▸ TASK STATEMENT:
Report how many lines include the word "ylabel", and nothing besides that number.

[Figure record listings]
((

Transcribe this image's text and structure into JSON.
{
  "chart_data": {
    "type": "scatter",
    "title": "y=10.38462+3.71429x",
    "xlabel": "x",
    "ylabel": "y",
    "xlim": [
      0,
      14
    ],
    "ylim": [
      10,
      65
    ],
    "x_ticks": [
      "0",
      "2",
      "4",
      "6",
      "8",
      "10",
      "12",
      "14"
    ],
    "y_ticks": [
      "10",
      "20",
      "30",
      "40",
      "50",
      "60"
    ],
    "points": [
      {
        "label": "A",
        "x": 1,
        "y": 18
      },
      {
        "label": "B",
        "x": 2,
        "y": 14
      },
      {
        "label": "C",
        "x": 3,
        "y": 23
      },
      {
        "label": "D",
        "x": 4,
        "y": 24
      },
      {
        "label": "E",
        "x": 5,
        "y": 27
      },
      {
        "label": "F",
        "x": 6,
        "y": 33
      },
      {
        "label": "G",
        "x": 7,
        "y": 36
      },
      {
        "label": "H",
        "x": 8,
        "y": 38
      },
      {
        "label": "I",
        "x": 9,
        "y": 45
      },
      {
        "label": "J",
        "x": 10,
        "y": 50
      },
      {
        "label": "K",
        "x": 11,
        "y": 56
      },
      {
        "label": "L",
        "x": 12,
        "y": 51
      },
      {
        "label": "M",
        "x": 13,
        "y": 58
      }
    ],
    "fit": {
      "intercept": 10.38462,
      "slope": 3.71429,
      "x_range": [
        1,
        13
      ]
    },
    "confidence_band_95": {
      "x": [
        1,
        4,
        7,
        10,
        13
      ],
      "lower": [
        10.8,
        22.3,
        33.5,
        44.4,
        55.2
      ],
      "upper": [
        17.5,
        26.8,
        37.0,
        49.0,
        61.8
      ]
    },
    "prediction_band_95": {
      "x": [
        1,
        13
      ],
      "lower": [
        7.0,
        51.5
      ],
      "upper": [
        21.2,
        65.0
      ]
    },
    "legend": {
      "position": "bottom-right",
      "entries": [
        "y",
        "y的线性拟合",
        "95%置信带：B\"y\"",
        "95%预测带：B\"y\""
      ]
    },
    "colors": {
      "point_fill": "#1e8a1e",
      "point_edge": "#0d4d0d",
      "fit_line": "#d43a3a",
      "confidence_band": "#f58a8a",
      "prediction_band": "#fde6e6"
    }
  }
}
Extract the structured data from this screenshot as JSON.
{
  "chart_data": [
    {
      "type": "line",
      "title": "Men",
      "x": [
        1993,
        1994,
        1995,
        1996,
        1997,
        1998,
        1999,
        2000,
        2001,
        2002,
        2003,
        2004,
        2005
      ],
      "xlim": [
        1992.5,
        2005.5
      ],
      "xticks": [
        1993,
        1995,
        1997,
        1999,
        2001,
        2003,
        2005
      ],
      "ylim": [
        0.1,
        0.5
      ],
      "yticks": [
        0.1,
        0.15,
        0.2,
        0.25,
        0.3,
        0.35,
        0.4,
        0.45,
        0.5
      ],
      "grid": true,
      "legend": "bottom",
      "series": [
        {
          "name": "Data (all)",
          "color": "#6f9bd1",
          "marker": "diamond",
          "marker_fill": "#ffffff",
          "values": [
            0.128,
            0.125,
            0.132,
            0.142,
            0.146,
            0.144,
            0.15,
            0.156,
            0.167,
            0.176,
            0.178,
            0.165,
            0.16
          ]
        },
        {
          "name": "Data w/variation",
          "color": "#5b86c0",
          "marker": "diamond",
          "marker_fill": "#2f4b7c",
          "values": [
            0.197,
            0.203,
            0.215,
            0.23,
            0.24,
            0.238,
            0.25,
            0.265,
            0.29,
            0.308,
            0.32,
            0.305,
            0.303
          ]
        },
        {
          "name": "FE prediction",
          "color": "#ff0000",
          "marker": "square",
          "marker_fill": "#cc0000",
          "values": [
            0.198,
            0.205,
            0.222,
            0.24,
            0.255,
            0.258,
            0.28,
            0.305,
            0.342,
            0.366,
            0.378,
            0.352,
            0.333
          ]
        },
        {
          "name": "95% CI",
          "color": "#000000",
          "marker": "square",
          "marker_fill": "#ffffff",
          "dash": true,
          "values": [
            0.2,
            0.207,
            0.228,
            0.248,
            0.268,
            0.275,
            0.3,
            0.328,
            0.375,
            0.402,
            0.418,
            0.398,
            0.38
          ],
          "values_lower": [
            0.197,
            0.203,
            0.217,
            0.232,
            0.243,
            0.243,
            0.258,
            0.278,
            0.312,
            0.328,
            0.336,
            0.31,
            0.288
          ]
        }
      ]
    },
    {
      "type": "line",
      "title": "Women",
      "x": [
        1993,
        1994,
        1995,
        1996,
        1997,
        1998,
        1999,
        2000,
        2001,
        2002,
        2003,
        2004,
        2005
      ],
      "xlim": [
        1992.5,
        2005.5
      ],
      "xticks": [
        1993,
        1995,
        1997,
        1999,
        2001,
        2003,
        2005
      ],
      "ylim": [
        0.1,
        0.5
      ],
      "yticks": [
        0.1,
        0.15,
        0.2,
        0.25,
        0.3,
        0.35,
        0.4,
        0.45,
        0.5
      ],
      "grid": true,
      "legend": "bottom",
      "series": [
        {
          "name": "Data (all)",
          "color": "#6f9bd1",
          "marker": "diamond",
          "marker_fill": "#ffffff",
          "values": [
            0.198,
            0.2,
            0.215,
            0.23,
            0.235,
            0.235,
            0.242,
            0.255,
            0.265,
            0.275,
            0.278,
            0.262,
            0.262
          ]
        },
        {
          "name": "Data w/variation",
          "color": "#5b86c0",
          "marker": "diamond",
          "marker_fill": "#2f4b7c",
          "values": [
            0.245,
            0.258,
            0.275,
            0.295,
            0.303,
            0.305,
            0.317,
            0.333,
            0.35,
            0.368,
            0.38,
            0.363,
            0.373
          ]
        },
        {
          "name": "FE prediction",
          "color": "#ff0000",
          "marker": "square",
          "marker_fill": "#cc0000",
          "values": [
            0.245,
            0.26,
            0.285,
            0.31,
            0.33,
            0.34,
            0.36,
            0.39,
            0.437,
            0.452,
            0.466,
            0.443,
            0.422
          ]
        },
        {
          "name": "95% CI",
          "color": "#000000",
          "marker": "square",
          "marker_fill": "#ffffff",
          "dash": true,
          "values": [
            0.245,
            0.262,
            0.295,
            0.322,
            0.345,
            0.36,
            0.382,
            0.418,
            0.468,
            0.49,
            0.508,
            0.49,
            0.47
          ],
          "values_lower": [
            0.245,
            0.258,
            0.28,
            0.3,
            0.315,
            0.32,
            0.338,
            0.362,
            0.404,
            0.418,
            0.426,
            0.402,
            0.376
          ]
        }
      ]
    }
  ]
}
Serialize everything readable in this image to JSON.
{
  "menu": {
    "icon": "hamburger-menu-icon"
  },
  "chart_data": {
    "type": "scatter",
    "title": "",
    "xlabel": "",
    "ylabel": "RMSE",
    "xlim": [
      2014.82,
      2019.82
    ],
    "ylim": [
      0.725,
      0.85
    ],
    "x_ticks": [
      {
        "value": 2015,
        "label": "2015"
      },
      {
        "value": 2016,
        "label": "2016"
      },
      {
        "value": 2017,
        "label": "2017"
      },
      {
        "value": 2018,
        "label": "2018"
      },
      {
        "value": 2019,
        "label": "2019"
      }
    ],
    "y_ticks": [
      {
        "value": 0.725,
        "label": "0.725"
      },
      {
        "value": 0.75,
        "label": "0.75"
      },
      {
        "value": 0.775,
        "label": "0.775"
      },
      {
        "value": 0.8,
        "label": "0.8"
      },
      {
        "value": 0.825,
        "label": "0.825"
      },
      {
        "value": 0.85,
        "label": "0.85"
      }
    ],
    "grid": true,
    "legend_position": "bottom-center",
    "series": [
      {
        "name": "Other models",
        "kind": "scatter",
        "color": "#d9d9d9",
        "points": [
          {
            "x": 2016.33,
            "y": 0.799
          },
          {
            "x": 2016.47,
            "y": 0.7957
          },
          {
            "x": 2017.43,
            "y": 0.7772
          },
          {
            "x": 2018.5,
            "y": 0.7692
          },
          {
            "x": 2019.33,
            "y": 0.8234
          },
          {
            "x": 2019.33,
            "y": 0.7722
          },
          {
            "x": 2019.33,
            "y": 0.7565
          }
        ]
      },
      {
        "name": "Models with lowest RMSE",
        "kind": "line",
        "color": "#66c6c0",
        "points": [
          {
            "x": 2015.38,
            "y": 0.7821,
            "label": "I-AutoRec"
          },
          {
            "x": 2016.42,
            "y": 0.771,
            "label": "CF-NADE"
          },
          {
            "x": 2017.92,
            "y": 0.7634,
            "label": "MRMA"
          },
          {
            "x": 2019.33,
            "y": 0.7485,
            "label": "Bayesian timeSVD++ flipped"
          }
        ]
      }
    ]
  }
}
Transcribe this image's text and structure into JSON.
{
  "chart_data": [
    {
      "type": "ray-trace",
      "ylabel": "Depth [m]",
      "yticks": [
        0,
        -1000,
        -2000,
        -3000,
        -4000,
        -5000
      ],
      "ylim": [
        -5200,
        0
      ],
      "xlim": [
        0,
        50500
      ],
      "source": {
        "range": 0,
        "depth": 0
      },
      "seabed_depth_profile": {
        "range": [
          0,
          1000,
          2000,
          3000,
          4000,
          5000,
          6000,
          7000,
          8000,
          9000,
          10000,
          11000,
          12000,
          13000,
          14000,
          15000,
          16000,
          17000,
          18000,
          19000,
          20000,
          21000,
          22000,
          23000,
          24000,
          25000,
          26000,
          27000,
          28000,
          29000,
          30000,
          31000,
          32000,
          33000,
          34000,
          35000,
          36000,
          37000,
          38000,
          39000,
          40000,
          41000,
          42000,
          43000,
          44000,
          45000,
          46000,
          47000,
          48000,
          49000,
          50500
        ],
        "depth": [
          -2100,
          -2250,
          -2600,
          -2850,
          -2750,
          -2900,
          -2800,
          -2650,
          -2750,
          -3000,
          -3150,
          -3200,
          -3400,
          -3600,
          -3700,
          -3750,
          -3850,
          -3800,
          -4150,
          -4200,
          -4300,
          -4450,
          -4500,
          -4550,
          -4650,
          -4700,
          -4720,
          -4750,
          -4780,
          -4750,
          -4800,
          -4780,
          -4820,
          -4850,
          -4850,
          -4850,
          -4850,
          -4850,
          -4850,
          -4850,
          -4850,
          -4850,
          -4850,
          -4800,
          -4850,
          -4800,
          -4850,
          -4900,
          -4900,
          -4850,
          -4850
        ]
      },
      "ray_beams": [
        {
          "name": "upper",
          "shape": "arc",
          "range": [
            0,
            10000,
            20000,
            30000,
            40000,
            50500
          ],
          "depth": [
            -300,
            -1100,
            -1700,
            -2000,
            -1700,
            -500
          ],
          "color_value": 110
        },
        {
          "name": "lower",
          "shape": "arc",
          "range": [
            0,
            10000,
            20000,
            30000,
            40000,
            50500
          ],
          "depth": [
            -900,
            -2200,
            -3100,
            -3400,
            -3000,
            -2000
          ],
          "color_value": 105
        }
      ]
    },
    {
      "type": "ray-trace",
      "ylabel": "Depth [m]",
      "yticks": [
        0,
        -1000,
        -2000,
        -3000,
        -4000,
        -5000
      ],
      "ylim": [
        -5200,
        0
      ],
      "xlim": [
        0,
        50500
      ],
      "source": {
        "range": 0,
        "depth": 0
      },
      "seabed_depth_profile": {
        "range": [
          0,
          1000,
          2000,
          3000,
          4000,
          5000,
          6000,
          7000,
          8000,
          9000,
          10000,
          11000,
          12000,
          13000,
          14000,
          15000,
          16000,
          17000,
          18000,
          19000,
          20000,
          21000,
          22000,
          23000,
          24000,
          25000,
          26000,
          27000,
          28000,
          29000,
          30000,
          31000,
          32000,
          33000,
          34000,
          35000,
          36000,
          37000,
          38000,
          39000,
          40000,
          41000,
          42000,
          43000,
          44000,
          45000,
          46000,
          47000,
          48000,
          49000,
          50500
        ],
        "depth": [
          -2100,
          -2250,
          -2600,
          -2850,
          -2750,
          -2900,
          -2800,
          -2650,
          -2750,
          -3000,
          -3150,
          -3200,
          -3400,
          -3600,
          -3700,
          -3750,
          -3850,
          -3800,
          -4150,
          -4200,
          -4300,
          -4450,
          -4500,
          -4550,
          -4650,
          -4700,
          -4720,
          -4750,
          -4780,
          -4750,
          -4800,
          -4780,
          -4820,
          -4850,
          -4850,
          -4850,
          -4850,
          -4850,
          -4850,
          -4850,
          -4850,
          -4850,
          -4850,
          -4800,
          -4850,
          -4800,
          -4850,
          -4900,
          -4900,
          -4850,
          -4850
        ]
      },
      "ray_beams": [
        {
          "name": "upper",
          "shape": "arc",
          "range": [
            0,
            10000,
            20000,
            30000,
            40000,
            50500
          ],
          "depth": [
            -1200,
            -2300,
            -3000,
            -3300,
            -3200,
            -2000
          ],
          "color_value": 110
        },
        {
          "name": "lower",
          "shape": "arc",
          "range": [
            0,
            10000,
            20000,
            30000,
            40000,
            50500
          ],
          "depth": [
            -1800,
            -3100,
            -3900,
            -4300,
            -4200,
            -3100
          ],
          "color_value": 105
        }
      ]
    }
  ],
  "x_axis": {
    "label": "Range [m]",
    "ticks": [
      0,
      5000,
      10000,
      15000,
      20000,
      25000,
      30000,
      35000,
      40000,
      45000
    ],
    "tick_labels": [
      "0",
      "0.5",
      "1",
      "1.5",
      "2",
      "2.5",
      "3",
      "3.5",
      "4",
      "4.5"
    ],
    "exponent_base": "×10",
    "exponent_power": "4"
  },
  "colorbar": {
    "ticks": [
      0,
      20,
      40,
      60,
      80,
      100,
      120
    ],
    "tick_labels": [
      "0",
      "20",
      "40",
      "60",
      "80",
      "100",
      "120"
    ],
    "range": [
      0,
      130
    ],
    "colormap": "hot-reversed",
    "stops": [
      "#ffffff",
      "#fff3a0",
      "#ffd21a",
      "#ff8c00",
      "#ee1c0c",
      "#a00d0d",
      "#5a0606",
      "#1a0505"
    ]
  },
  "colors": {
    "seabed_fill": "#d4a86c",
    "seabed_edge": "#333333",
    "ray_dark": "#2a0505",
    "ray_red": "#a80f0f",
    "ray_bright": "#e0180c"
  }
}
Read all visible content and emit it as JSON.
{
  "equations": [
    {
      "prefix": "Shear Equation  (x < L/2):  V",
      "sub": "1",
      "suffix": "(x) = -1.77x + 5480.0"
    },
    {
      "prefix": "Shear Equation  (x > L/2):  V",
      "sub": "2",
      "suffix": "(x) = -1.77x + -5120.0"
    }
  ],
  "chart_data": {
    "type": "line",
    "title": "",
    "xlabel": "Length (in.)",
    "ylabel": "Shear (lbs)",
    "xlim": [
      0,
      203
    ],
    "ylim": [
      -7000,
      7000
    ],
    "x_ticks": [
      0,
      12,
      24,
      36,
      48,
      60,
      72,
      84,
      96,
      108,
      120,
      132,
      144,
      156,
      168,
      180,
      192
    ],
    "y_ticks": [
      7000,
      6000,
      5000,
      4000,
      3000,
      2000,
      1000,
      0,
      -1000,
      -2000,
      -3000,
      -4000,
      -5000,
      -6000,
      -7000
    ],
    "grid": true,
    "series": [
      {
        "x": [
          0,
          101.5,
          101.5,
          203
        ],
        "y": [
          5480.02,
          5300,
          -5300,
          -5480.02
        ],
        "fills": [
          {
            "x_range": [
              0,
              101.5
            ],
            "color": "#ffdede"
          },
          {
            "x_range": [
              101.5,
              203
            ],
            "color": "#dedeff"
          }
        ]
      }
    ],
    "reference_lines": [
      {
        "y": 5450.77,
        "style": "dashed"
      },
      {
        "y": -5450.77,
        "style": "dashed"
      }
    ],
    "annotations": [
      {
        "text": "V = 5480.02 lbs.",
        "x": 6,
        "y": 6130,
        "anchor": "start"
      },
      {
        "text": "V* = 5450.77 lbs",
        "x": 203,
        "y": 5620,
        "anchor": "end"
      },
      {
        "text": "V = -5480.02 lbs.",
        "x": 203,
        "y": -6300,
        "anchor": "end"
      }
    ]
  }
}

))

▸ EXPECTED ANSWER:
5